**What needs to be done**
In the lines below, change "daytime phone number" to "daytime telephone number" wherever it occurs, and give back all the lines with everything else left as it is.

--- Task inputs ---

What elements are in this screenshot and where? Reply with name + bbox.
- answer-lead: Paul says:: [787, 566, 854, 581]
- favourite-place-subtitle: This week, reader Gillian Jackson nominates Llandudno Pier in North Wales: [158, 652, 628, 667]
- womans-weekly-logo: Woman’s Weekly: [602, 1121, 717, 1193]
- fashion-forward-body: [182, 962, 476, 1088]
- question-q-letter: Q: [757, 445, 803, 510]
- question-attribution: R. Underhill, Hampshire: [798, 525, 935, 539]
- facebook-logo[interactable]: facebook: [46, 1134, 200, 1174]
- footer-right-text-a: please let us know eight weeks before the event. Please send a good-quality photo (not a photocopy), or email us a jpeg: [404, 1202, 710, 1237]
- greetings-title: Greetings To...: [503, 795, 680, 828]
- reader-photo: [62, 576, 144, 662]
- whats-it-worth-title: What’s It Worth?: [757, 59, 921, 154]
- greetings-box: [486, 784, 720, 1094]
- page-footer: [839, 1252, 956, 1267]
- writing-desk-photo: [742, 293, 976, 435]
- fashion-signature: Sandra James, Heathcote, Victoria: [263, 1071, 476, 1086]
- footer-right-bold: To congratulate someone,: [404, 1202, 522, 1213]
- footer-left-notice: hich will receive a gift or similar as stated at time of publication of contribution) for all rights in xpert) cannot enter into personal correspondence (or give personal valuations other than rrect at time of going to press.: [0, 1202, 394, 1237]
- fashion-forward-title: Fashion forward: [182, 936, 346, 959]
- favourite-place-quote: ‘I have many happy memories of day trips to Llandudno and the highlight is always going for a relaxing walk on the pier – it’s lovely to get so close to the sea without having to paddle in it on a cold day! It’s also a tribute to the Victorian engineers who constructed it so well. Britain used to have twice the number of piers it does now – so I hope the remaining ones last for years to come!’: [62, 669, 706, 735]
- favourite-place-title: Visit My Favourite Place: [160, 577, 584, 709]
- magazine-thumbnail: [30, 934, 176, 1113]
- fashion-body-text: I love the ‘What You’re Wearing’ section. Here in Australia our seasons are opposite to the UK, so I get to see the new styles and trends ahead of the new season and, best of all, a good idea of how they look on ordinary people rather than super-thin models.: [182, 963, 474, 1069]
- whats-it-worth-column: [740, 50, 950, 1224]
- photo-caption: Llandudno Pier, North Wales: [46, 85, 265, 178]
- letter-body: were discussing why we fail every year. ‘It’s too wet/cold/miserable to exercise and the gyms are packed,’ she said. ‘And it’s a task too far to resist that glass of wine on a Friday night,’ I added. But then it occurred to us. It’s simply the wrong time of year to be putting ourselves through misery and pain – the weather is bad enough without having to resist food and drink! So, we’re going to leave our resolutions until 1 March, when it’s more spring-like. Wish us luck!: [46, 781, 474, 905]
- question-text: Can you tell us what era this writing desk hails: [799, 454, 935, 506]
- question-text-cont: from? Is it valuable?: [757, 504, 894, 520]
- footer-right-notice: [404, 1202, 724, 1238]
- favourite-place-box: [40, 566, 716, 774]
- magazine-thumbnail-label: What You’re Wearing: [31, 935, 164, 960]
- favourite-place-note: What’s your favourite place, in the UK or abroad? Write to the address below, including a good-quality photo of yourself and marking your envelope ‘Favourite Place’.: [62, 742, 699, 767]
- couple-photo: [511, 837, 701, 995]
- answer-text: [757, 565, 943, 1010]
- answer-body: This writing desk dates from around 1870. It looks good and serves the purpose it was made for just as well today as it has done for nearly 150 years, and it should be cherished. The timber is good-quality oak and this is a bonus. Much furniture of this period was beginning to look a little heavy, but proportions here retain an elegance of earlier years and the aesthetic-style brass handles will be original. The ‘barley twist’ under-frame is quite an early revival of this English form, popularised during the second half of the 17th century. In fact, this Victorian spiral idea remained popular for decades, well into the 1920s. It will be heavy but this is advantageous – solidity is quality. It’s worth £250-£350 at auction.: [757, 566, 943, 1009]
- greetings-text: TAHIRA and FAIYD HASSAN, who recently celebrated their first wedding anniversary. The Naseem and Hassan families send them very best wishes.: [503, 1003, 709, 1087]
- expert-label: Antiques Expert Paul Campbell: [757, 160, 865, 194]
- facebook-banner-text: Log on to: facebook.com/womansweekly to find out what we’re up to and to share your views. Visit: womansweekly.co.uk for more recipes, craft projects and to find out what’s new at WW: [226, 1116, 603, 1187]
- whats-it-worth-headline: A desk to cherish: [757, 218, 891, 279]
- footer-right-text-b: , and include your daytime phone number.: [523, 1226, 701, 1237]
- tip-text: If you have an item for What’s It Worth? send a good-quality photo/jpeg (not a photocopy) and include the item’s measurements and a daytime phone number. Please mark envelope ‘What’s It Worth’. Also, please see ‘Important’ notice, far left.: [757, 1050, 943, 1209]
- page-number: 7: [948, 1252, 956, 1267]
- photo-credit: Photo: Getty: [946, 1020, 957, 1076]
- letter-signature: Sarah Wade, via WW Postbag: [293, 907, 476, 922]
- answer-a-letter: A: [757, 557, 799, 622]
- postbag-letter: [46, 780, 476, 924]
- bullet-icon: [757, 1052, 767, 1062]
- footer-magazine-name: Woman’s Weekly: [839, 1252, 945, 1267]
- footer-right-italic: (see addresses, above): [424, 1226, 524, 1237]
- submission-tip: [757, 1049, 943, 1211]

---

**Response**
What elements are in this screenshot and where? Reply with name + bbox.
- answer-lead: Paul says:: [787, 566, 854, 581]
- favourite-place-subtitle: This week, reader Gillian Jackson nominates Llandudno Pier in North Wales: [158, 652, 628, 667]
- womans-weekly-logo: Woman’s Weekly: [602, 1121, 717, 1193]
- fashion-forward-body: [182, 962, 476, 1088]
- question-q-letter: Q: [757, 445, 803, 510]
- question-attribution: R. Underhill, Hampshire: [798, 525, 935, 539]
- facebook-logo[interactable]: facebook: [46, 1134, 200, 1174]
- footer-right-text-a: please let us know eight weeks before the event. Please send a good-quality photo (not a photocopy), or email us a jpeg: [404, 1202, 710, 1237]
- greetings-title: Greetings To...: [503, 795, 680, 828]
- reader-photo: [62, 576, 144, 662]
- whats-it-worth-title: What’s It Worth?: [757, 59, 921, 154]
- greetings-box: [486, 784, 720, 1094]
- page-footer: [839, 1252, 956, 1267]
- writing-desk-photo: [742, 293, 976, 435]
- fashion-signature: Sandra James, Heathcote, Victoria: [263, 1071, 476, 1086]
- footer-right-bold: To congratulate someone,: [404, 1202, 522, 1213]
- footer-left-notice: hich will receive a gift or similar as stated at time of publication of contribution) for all rights in xpert) cannot enter into personal correspondence (or give personal valuations other than rrect at time of going to press.: [0, 1202, 394, 1237]
- fashion-forward-title: Fashion forward: [182, 936, 346, 959]
- favourite-place-quote: ‘I have many happy memories of day trips to Llandudno and the highlight is always going for a relaxing walk on the pier – it’s lovely to get so close to the sea without having to paddle in it on a cold day! It’s also a tribute to the Victorian engineers who constructed it so well. Britain used to have twice the number of piers it does now – so I hope the remaining ones last for years to come!’: [62, 669, 706, 735]
- favourite-place-title: Visit My Favourite Place: [160, 577, 584, 709]
- magazine-thumbnail: [30, 934, 176, 1113]
- fashion-body-text: I love the ‘What You’re Wearing’ section. Here in Australia our seasons are opposite to the UK, so I get to see the new styles and trends ahead of the new season and, best of all, a good idea of how they look on ordinary people rather than super-thin models.: [182, 963, 474, 1069]
- whats-it-worth-column: [740, 50, 950, 1224]
- photo-caption: Llandudno Pier, North Wales: [46, 85, 265, 178]
- letter-body: were discussing why we fail every year. ‘It’s too wet/cold/miserable to exercise and the gyms are packed,’ she said. ‘And it’s a task too far to resist that glass of wine on a Friday night,’ I added. But then it occurred to us. It’s simply the wrong time of year to be putting ourselves through misery and pain – the weather is bad enough without having to resist food and drink! So, we’re going to leave our resolutions until 1 March, when it’s more spring-like. Wish us luck!: [46, 781, 474, 905]
- question-text: Can you tell us what era this writing desk hails: [799, 454, 935, 506]
- question-text-cont: from? Is it valuable?: [757, 504, 894, 520]
- footer-right-notice: [404, 1202, 724, 1238]
- favourite-place-box: [40, 566, 716, 774]
- magazine-thumbnail-label: What You’re Wearing: [31, 935, 164, 960]
- favourite-place-note: What’s your favourite place, in the UK or abroad? Write to the address below, including a good-quality photo of yourself and marking your envelope ‘Favourite Place’.: [62, 742, 699, 767]
- couple-photo: [511, 837, 701, 995]
- answer-text: [757, 565, 943, 1010]
- answer-body: This writing desk dates from around 1870. It looks good and serves the purpose it was made for just as well today as it has done for nearly 150 years, and it should be cherished. The timber is good-quality oak and this is a bonus. Much furniture of this period was beginning to look a little heavy, but proportions here retain an elegance of earlier years and the aesthetic-style brass handles will be original. The ‘barley twist’ under-frame is quite an early revival of this English form, popularised during the second half of the 17th century. In fact, this Victorian spiral idea remained popular for decades, well into the 1920s. It will be heavy but this is advantageous – solidity is quality. It’s worth £250-£350 at auction.: [757, 566, 943, 1009]
- greetings-text: TAHIRA and FAIYD HASSAN, who recently celebrated their first wedding anniversary. The Naseem and Hassan families send them very best wishes.: [503, 1003, 709, 1087]
- expert-label: Antiques Expert Paul Campbell: [757, 160, 865, 194]
- facebook-banner-text: Log on to: facebook.com/womansweekly to find out what we’re up to and to share your views. Visit: womansweekly.co.uk for more recipes, craft projects and to find out what’s new at WW: [226, 1116, 603, 1187]
- whats-it-worth-headline: A desk to cherish: [757, 218, 891, 279]
- footer-right-text-b: , and include your daytime telephone number.: [523, 1226, 701, 1237]
- tip-text: If you have an item for What’s It Worth? send a good-quality photo/jpeg (not a photocopy) and include the item’s measurements and a daytime telephone number. Please mark envelope ‘What’s It Worth’. Also, please see ‘Important’ notice, far left.: [757, 1050, 943, 1209]
- page-number: 7: [948, 1252, 956, 1267]
- photo-credit: Photo: Getty: [946, 1020, 957, 1076]
- letter-signature: Sarah Wade, via WW Postbag: [293, 907, 476, 922]
- answer-a-letter: A: [757, 557, 799, 622]
- postbag-letter: [46, 780, 476, 924]
- bullet-icon: [757, 1052, 767, 1062]
- footer-magazine-name: Woman’s Weekly: [839, 1252, 945, 1267]
- footer-right-italic: (see addresses, above): [424, 1226, 524, 1237]
- submission-tip: [757, 1049, 943, 1211]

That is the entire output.